RECORDS FOR THE TASK>
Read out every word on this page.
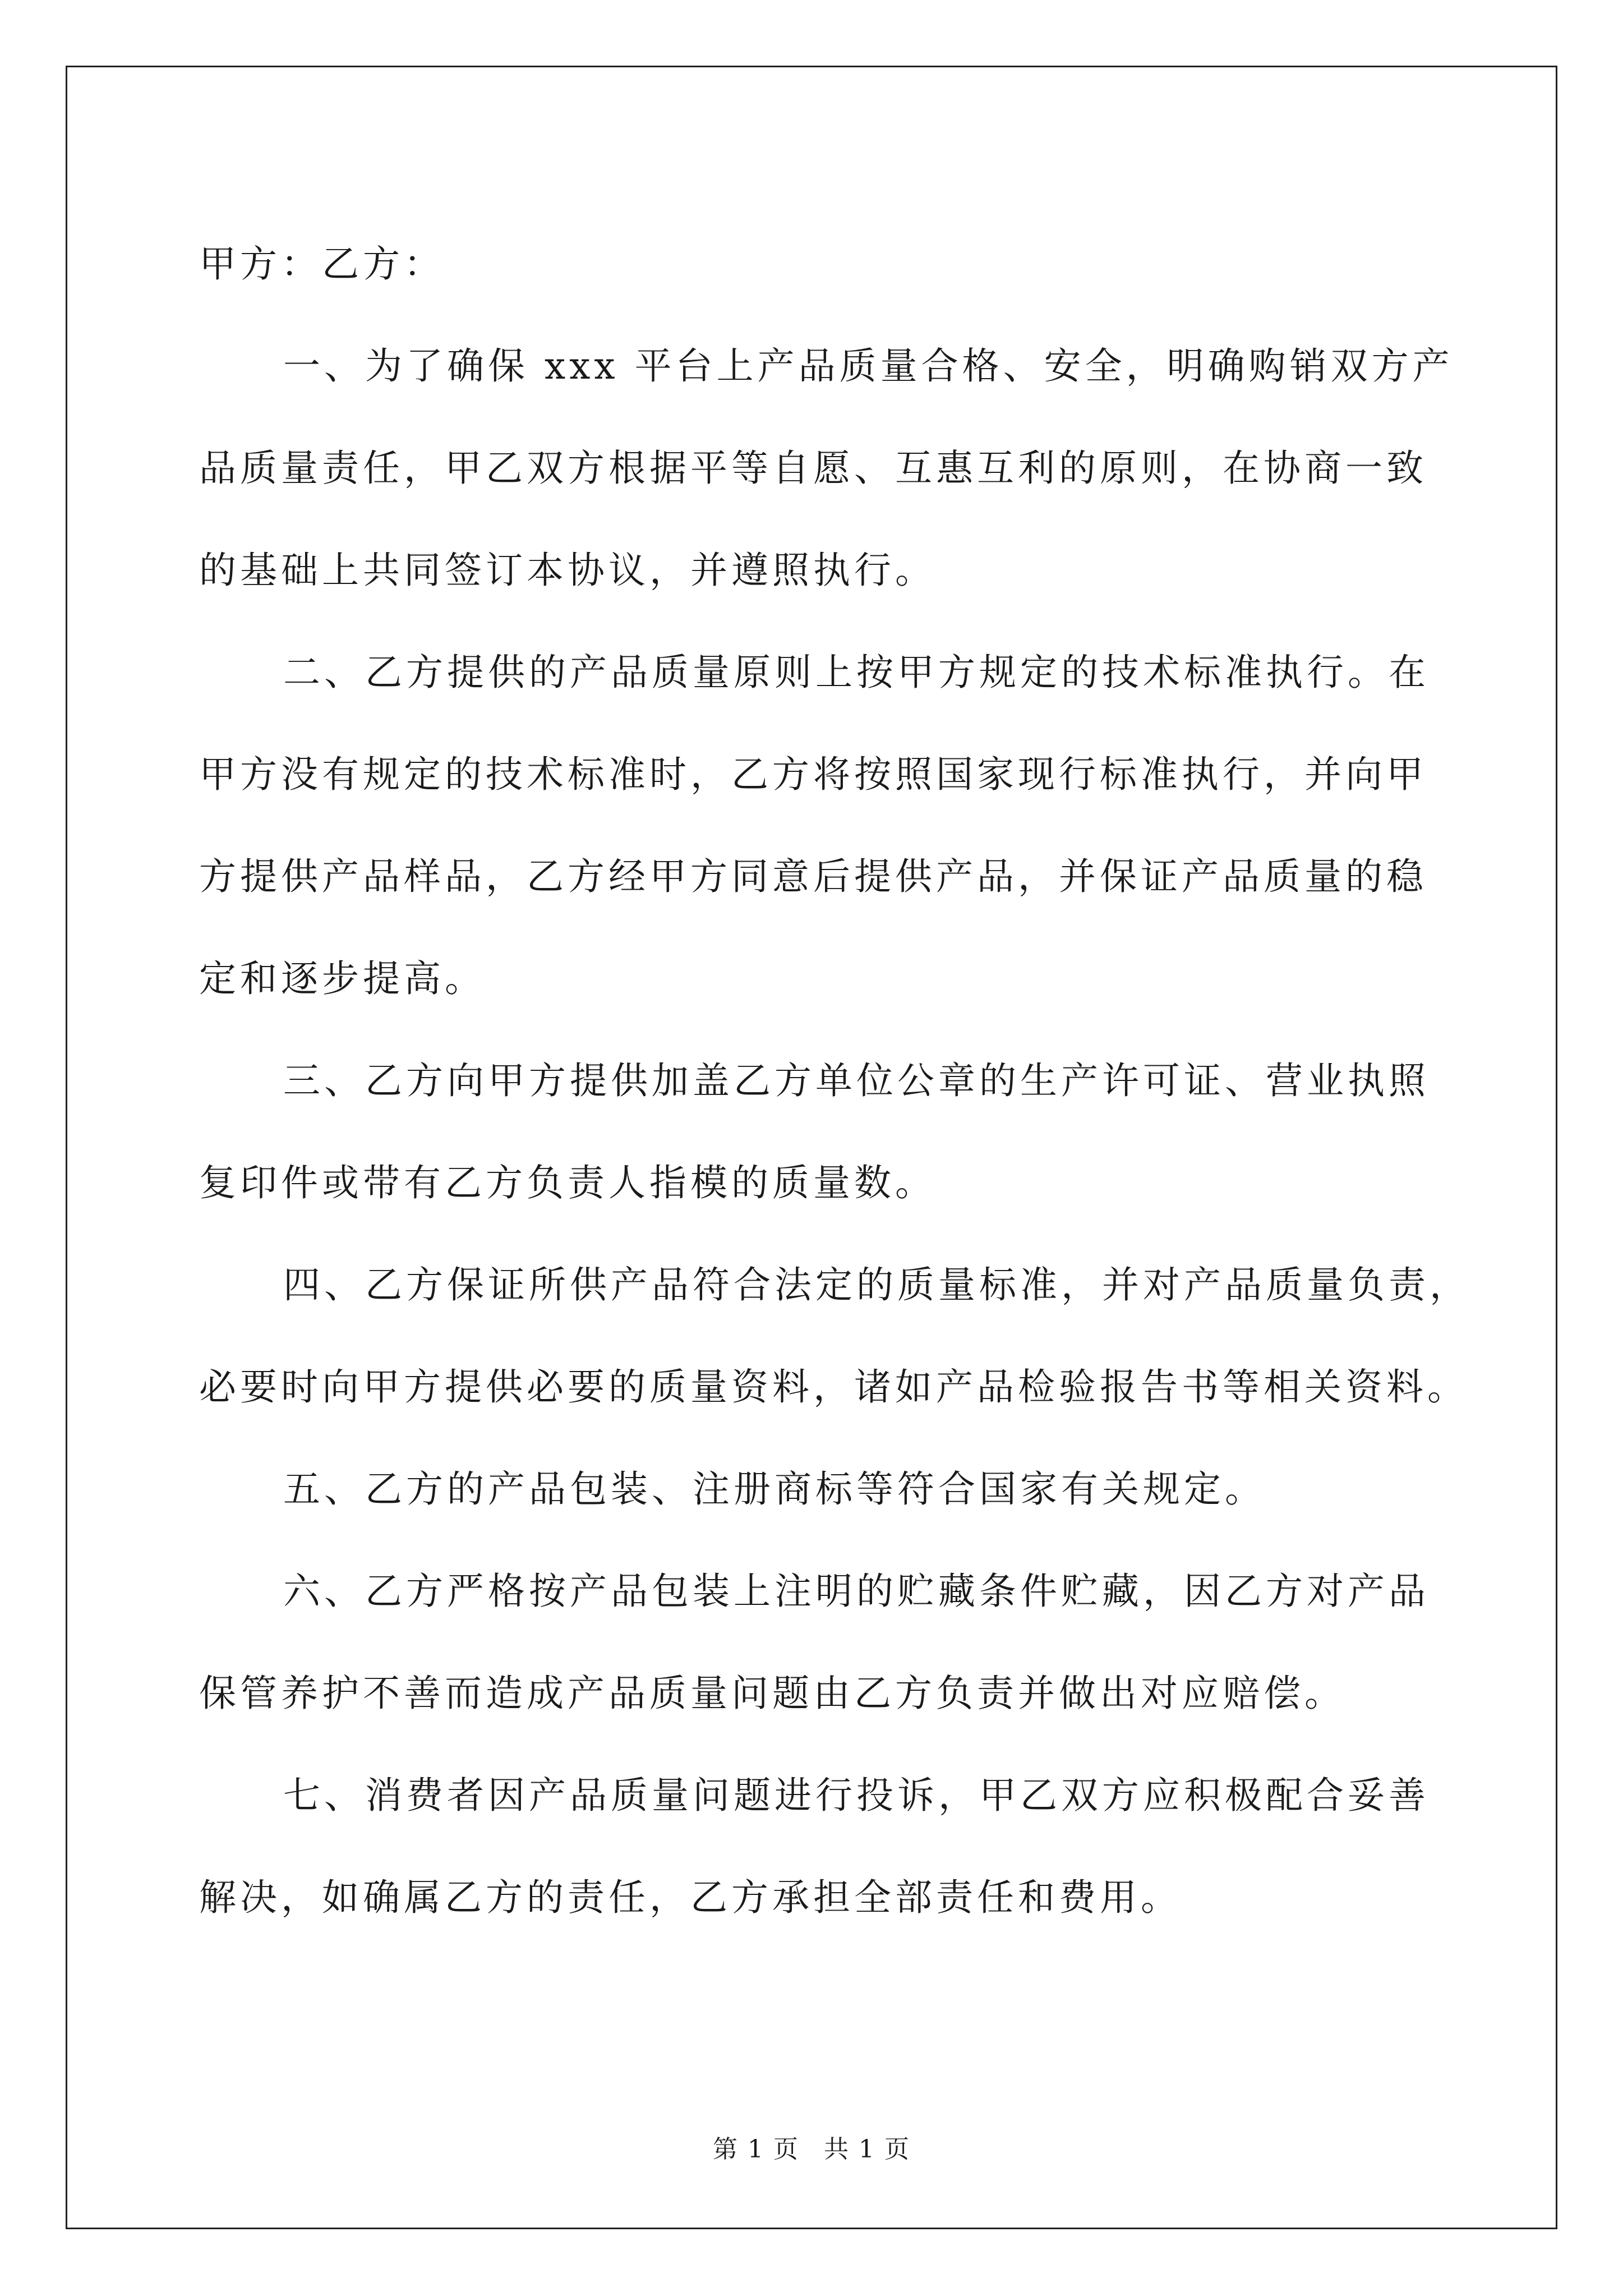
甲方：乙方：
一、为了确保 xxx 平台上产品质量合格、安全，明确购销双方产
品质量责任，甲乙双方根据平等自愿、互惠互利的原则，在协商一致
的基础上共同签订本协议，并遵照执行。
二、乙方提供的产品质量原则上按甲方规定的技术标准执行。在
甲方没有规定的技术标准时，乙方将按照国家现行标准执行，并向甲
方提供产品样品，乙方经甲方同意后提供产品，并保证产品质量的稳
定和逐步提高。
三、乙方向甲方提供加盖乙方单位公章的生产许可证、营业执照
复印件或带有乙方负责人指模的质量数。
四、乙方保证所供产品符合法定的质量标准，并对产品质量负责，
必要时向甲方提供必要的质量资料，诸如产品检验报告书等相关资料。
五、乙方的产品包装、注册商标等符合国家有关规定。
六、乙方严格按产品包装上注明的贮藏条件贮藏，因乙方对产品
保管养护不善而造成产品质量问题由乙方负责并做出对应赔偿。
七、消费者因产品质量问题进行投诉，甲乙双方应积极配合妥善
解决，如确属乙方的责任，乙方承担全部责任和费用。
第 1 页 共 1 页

WHAT IS EXPECTED>
All of the material above is to be copied exactly, except for its images.

FINISHED EXERCISE>
Read out every word on this page.
甲方：乙方：
一、为了确保 xxx 平台上产品质量合格、安全，明确购销双方产
品质量责任，甲乙双方根据平等自愿、互惠互利的原则，在协商一致
的基础上共同签订本协议，并遵照执行。
二、乙方提供的产品质量原则上按甲方规定的技术标准执行。在
甲方没有规定的技术标准时，乙方将按照国家现行标准执行，并向甲
方提供产品样品，乙方经甲方同意后提供产品，并保证产品质量的稳
定和逐步提高。
三、乙方向甲方提供加盖乙方单位公章的生产许可证、营业执照
复印件或带有乙方负责人指模的质量数。
四、乙方保证所供产品符合法定的质量标准，并对产品质量负责，
必要时向甲方提供必要的质量资料，诸如产品检验报告书等相关资料。
五、乙方的产品包装、注册商标等符合国家有关规定。
六、乙方严格按产品包装上注明的贮藏条件贮藏，因乙方对产品
保管养护不善而造成产品质量问题由乙方负责并做出对应赔偿。
七、消费者因产品质量问题进行投诉，甲乙双方应积极配合妥善
解决，如确属乙方的责任，乙方承担全部责任和费用。
第 1 页 共 1 页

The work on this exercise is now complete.